* [Work required] Show every line below where "explorer" can be found.

━━━━━ Data in this exercise ━━━━━

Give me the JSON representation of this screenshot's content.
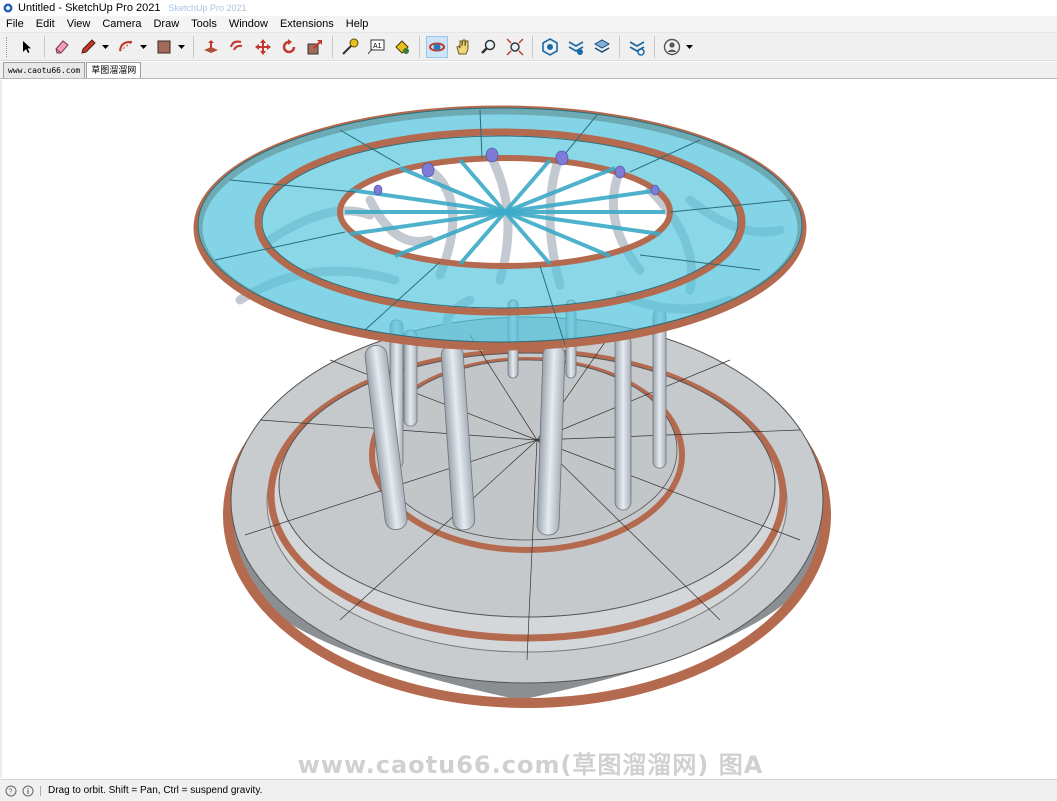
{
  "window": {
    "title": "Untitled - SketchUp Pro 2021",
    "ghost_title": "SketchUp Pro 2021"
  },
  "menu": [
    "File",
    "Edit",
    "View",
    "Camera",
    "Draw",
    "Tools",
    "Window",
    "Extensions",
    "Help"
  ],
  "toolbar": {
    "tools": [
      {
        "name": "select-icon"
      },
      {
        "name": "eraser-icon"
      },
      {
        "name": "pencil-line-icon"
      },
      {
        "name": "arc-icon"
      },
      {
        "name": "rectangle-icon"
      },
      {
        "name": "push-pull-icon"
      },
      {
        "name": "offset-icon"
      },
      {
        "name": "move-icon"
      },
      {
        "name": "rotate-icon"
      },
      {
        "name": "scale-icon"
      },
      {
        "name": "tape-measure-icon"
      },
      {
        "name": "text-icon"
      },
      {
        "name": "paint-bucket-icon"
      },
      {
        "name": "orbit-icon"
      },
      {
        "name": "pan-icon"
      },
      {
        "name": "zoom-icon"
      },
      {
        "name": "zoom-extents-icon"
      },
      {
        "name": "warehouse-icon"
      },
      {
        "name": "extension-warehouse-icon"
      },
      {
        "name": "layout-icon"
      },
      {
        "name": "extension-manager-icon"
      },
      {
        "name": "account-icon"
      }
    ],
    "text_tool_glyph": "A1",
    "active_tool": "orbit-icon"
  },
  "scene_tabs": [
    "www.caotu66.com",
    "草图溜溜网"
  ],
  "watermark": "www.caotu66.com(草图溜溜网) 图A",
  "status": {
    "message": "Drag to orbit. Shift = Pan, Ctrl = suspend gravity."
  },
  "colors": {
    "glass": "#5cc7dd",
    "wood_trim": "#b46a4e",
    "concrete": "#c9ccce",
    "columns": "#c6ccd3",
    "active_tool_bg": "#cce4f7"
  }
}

━━━━━
━━━━━ Data in this exercise ━━━━━

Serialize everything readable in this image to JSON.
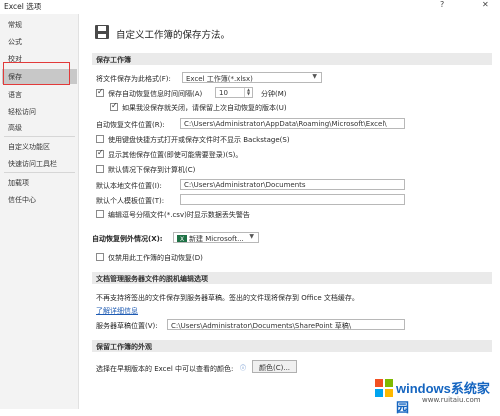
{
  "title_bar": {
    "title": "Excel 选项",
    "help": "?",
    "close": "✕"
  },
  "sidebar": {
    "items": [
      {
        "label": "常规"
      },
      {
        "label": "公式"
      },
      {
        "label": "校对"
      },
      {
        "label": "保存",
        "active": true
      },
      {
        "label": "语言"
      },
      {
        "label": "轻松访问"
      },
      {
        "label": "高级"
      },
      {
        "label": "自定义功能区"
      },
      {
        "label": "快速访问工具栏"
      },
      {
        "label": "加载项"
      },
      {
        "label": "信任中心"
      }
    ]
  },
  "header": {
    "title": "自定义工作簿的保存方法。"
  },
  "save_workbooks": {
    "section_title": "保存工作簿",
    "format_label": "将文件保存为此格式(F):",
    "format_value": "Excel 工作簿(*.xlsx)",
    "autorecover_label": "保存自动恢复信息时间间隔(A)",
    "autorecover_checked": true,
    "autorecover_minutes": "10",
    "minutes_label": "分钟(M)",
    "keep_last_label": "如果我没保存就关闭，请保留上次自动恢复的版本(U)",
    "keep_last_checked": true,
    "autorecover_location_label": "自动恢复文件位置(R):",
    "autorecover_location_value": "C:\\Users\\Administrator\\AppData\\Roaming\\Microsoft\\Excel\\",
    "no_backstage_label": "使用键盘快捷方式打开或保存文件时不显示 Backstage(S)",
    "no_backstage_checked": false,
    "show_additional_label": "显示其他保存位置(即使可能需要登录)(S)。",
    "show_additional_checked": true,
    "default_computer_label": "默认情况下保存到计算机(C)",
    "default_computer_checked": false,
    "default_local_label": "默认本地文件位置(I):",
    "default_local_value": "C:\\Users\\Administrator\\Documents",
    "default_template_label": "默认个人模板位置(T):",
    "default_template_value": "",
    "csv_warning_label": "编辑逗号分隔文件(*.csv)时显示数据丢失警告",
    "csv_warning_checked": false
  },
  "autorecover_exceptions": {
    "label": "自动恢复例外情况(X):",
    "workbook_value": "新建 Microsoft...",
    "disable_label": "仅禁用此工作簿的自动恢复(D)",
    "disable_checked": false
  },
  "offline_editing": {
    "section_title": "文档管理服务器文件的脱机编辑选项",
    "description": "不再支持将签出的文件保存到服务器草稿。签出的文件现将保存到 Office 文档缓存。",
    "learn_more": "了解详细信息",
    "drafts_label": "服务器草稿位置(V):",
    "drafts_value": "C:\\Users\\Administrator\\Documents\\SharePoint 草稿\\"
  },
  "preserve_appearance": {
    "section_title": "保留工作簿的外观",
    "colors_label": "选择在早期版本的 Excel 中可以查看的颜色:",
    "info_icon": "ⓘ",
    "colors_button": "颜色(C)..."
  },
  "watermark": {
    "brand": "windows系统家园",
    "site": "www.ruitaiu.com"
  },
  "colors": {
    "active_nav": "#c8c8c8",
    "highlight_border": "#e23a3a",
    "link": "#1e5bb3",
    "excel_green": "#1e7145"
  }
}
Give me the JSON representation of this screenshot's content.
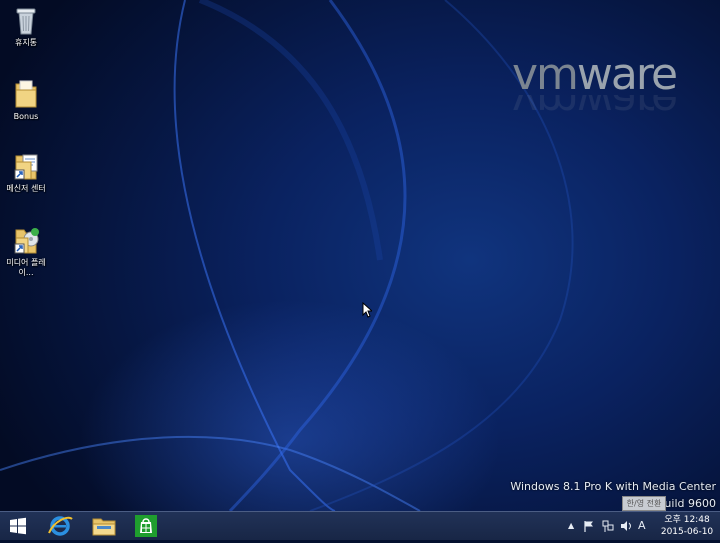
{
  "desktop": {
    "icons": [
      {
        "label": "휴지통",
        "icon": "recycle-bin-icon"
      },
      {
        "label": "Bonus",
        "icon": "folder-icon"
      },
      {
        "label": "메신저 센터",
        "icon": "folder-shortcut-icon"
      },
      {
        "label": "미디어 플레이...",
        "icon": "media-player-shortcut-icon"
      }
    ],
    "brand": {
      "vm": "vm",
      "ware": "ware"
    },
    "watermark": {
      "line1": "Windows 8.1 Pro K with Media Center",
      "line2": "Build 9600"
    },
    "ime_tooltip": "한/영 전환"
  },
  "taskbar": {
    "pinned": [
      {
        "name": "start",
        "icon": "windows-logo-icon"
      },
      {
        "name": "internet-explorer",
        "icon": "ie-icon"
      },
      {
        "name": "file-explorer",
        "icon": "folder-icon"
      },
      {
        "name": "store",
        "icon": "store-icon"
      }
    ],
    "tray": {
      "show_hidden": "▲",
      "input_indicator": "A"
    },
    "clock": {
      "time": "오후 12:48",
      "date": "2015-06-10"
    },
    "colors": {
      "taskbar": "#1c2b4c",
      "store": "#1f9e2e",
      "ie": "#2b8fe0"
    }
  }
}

━━━━━

* [Answer in full]
        "name": "internet-explorer",
        "name": "file-explorer",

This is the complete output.